◆ **Задание A**: Перепишите отрывок из воспоминаний о Сегежлаге от слов "В Сегежлаге я" до слов "художницей школы Юона." включительно, поставив "небольшую комнату" вместо "угловую комнату".
◆ **Задание B**:
Ответьте по воспоминаниям о Сегежлаге на вопросы:
(i) Откуда были молодые мужчины, присланные в лагерь по указу 1940 года?
(ii) Сколько времени, согласно тексту, было прожито в Сегежлаге?
(iii) Из чьей речи узнали о начале войны?
◆ **Задание C**: Напишите продолжение воспоминаний о Сегежлаге, начиная после последнего предложения текста.

◆ **Текст для анализа**:
В 1940 году вышел Указ о предании суду за опоздание на работу и прогулы. К нам прислали около тысячи молодых мужчин со сроком от года до полутора лет за опоздания. Все они были из Ленинграда. Арестовали их летом, в летней одежде, в лагерь доставили осенью. В Сегеже осень прохладная. Передачи не разрешали. Поставили их на дорожные работы. Быстро появились острые легочные заболевания, в том числе и пневмония. По распоряжению главного врача нам выделили еще один барак, куда мы их и помещали, да и в палате мужского корпуса сдвигали две кровати и клали по трое. Жаль было этих «опоздавших» до слез. Когда они попадали ко мне в лазарет, я их держала в стационаре как можно дольше. Я замечала, что медсестры приписывают им температуру, но притворялась, что этого не замечаю. Как-то появилась начальница САНО с целью проверки историй болезни, не держу ли я больных дольше необходимого. Начальница не очень-то разбиралась в медицине. А я по давней клинической привычке тщательно оформляла истории болезни, и она признала лечение правильным.
В Сегежлаге я прожила немногим меньше двух лет. Первый год, как и все чесеировки, врачи жили в зоне штрафизолятора. Через год в общей зоне построили несколько бараков, куда переселили из ШИЗО всех наших женщин. Нам, трем врачам, Нине Михайловне, Клавдии Ивановне и мне, в одном из бараков выделили угловую комнату. С разрешения начальника участка мы поселили с собой мою приятельницу Веру Валентиновну Макарову, работавшую в амбулатории зубным техником.
Жили мы в комнате дружно. Ссор и конфликтов у нас не случалось. Настоящими друзьями мы стали с Верой Валентиновной, женой писателя Ивана Макарова, художницей школы Юона.
Утром 22 июня 1941 года из речи В. М. Молотова мы узнали о начале войны. Через два дня по приказу начальства все радиоточки в лагере были сняты, и мы стали узнавать о вестях с фронта только от вольнонаемных. Мимо нас проходили длинные составы с платформами, закрытыми брезентом. Вероятно, везли орудия. Ночью я просыпалась от шума поездов. Как-то под утро сильный и необычный шум разбудил всех в нашей комнате. Это было почти мистическое зрелище — несметное количество птиц с криком летело обратно на север. Небо на всем видимом пространстве заполнили птицы. Стало темно и даже жутко.

◆ **Строки с данными**:

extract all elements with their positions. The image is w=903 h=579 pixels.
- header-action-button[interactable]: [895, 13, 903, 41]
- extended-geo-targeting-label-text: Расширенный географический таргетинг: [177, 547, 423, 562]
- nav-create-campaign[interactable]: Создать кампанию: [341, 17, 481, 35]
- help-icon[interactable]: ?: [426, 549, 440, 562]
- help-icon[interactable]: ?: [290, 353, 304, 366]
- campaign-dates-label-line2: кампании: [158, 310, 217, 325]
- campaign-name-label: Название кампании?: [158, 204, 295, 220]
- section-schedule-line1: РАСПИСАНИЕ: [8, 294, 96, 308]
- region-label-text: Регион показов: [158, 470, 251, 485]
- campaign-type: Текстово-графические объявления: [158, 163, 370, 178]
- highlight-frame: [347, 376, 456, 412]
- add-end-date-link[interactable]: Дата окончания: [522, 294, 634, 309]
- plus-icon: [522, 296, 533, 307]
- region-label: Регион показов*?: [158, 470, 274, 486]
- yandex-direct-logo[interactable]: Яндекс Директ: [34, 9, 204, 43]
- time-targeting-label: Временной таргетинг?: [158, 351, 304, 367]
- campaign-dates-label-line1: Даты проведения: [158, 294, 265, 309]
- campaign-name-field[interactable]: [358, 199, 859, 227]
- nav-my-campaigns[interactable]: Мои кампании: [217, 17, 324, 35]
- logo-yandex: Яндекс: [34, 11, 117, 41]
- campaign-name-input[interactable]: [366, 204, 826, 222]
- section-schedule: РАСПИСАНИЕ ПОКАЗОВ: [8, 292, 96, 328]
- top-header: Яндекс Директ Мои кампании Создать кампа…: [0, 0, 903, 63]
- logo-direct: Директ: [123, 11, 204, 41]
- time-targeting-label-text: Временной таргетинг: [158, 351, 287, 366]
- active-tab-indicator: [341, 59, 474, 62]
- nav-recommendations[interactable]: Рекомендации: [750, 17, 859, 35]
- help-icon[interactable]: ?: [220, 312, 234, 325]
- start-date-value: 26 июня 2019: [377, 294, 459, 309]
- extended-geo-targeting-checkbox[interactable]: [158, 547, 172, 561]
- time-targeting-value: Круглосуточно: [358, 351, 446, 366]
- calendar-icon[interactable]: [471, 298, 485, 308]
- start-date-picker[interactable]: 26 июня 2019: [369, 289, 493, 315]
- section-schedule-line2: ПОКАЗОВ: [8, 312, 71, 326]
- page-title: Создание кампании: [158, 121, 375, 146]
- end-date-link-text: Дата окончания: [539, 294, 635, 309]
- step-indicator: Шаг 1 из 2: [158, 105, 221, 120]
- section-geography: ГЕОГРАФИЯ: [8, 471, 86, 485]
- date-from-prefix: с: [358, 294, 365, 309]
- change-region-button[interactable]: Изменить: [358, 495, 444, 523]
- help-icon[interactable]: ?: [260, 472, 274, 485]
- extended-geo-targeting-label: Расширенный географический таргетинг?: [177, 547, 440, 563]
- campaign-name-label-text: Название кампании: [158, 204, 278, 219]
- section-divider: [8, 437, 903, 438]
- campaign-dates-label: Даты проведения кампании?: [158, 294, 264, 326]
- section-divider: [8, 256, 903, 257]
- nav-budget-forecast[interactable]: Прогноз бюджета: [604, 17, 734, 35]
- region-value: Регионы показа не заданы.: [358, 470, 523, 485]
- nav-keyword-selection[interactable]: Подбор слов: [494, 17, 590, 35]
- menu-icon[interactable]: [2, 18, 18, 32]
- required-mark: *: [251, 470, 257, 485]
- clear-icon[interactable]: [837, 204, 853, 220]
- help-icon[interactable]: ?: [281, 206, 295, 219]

◆ **Поле для ответа A**:
В Сегежлаге я прожила немногим меньше двух лет. Первый год, как и все чесеировки, врачи жили в зоне штрафизолятора. Через год в общей зоне построили несколько бараков, куда переселили из ШИЗО всех наших женщин. Нам, трем врачам, Нине Михайловне, Клавдии Ивановне и мне, в одном из бараков выделили небольшую комнату. С разрешения начальника участка мы поселили с собой мою приятельницу Веру Валентиновну Макарову, работавшую в амбулатории зубным техником.
Жили мы в комнате дружно. Ссор и конфликтов у нас не случалось. Настоящими друзьями мы стали с Верой Валентиновной, женой писателя Ивана Макарова, художницей школы Юона.

◆ **Поле для ответа B**:
(i) Из Ленинграда.
(ii) Немногим меньше двух лет.
(iii) Из речи В. М. Молотова.

◆ **Поле для ответа C**:
Сразу после начала войны мы, врачи, подали начальству заявление с просьбой отправить нас на фронт. Начальник категорически отказал, сказав, что, работая в лагере, мы также сможем помогать фронту.
Вскоре начались бесконечные комиссовки. Осматривали в комиссиях по 100 человек в день молодых заключенных с нетяжелыми статьями и при подходящем здоровье отправляли на фронт. Как-то во время осмотра заключенный положил передо мной записку. За другим столом сидел председатель комиссии — замначальника лагеря. Записку он, несомненно, видел. Я передала ее председателю. Оказалось, заключенный, молодой человек, болен туберкулезом легких, но просит его не браковать, а дать возможность попасть на фронт. Его направили в туберкулезный корпус и заверили, что после лечения направят на фронт.
С началом войны жизнь стала тревожной. В первых числах июля фашисты начали с воздуха бомбить город Сегежу. Лагерь не бомбили, очевидно, полагали, что заключенные их друзья. Бомбили часто. Два раза бомбы падали на городскую больницу. Здание было сильно повреждено. Убило двоих больных.
В зоне около каждого барака отрыли щели, куда заключенные должны были при тревоге немедленно спускаться. Не спускались только врачи. Тревогу объявляли заводским гудком, очень мощным. Гудок длился семь минут. За это время мы обязаны были добежать до лазарета. Дорога к лазарету лежала через большой пустырь. Мы часто видели над собой фашистские самолеты с черными крестами.
Вскоре всему медицинскому персоналу было приказано переселиться в лазарет. Часть заключенных эвакуировали в какой-то лагерь на Урале, но большинство еще оставалось в Сегеже.
Наконец дошел черед и до нас. Нас отправляли в Карлаг. Меня назначили начальником санчасти этапа и приказали готовиться, привлекая к этому всех медицинских работников.